START

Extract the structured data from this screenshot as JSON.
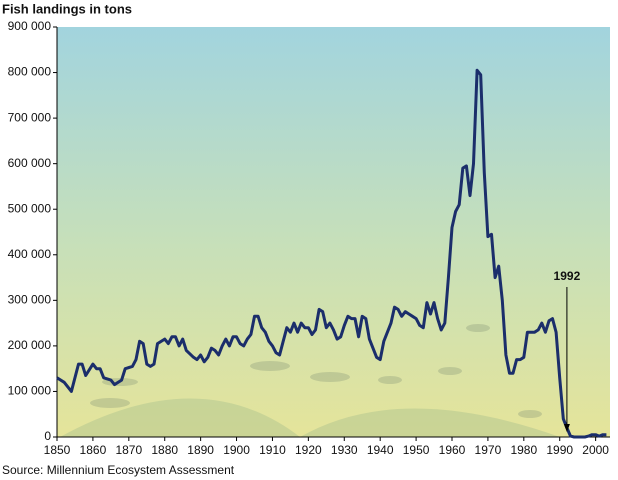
{
  "chart_data": {
    "type": "line",
    "title": "Fish landings in tons",
    "source": "Source: Millennium Ecosystem Assessment",
    "annotation": {
      "text": "1992",
      "x": 1992
    },
    "color": "#1b2e6b",
    "xlim": [
      1850,
      2004
    ],
    "xticks": [
      1850,
      1860,
      1870,
      1880,
      1890,
      1900,
      1910,
      1920,
      1930,
      1940,
      1950,
      1960,
      1970,
      1980,
      1990,
      2000
    ],
    "ylim": [
      0,
      900000
    ],
    "yticks": [
      0,
      {
        "value": 100000,
        "label": "100 000"
      },
      {
        "value": 200000,
        "label": "200 000"
      },
      {
        "value": 300000,
        "label": "300 000"
      },
      {
        "value": 400000,
        "label": "400 000"
      },
      {
        "value": 500000,
        "label": "500 000"
      },
      {
        "value": 600000,
        "label": "600 000"
      },
      {
        "value": 700000,
        "label": "700 000"
      },
      {
        "value": 800000,
        "label": "800 000"
      },
      {
        "value": 900000,
        "label": "900 000"
      }
    ],
    "x": [
      1850,
      1852,
      1854,
      1856,
      1857,
      1858,
      1860,
      1861,
      1862,
      1863,
      1865,
      1866,
      1868,
      1869,
      1871,
      1872,
      1873,
      1874,
      1875,
      1876,
      1877,
      1878,
      1880,
      1881,
      1882,
      1883,
      1884,
      1885,
      1886,
      1888,
      1889,
      1890,
      1891,
      1892,
      1893,
      1894,
      1895,
      1896,
      1897,
      1898,
      1899,
      1900,
      1901,
      1902,
      1903,
      1904,
      1905,
      1906,
      1907,
      1908,
      1909,
      1910,
      1911,
      1912,
      1913,
      1914,
      1915,
      1916,
      1917,
      1918,
      1919,
      1920,
      1921,
      1922,
      1923,
      1924,
      1925,
      1926,
      1927,
      1928,
      1929,
      1930,
      1931,
      1932,
      1933,
      1934,
      1935,
      1936,
      1937,
      1938,
      1939,
      1940,
      1941,
      1942,
      1943,
      1944,
      1945,
      1946,
      1947,
      1948,
      1949,
      1950,
      1951,
      1952,
      1953,
      1954,
      1955,
      1956,
      1957,
      1958,
      1959,
      1960,
      1961,
      1962,
      1963,
      1964,
      1965,
      1966,
      1967,
      1968,
      1969,
      1970,
      1971,
      1972,
      1973,
      1974,
      1975,
      1976,
      1977,
      1978,
      1979,
      1980,
      1981,
      1982,
      1983,
      1984,
      1985,
      1986,
      1987,
      1988,
      1989,
      1990,
      1991,
      1992,
      1993,
      1994,
      1995,
      1996,
      1997,
      1998,
      1999,
      2000,
      2001,
      2002,
      2003
    ],
    "values": [
      130000,
      120000,
      100000,
      160000,
      160000,
      135000,
      160000,
      150000,
      150000,
      130000,
      125000,
      115000,
      125000,
      150000,
      155000,
      170000,
      210000,
      205000,
      160000,
      155000,
      160000,
      205000,
      215000,
      205000,
      220000,
      220000,
      200000,
      215000,
      190000,
      175000,
      170000,
      180000,
      165000,
      175000,
      195000,
      190000,
      180000,
      200000,
      215000,
      200000,
      220000,
      220000,
      205000,
      200000,
      215000,
      225000,
      265000,
      265000,
      240000,
      230000,
      210000,
      200000,
      185000,
      180000,
      210000,
      240000,
      230000,
      250000,
      230000,
      250000,
      240000,
      240000,
      225000,
      235000,
      280000,
      275000,
      240000,
      250000,
      235000,
      215000,
      220000,
      245000,
      265000,
      260000,
      260000,
      220000,
      265000,
      260000,
      215000,
      195000,
      175000,
      170000,
      210000,
      230000,
      250000,
      285000,
      280000,
      265000,
      275000,
      270000,
      265000,
      260000,
      245000,
      240000,
      295000,
      270000,
      295000,
      260000,
      235000,
      250000,
      350000,
      460000,
      495000,
      510000,
      590000,
      595000,
      530000,
      600000,
      805000,
      795000,
      580000,
      440000,
      445000,
      350000,
      375000,
      300000,
      180000,
      140000,
      140000,
      170000,
      170000,
      175000,
      230000,
      230000,
      230000,
      235000,
      250000,
      230000,
      255000,
      260000,
      230000,
      130000,
      40000,
      20000,
      2000,
      0,
      0,
      0,
      0,
      2000,
      5000,
      5000,
      2000,
      5000,
      5000
    ]
  }
}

END

Search the records for the string "label" and return every line in which it occurs.

        "label": "100 000"
        "label": "200 000"
        "label": "300 000"
        "label": "400 000"
        "label": "500 000"
        "label": "600 000"
        "label": "700 000"
        "label": "800 000"
        "label": "900 000"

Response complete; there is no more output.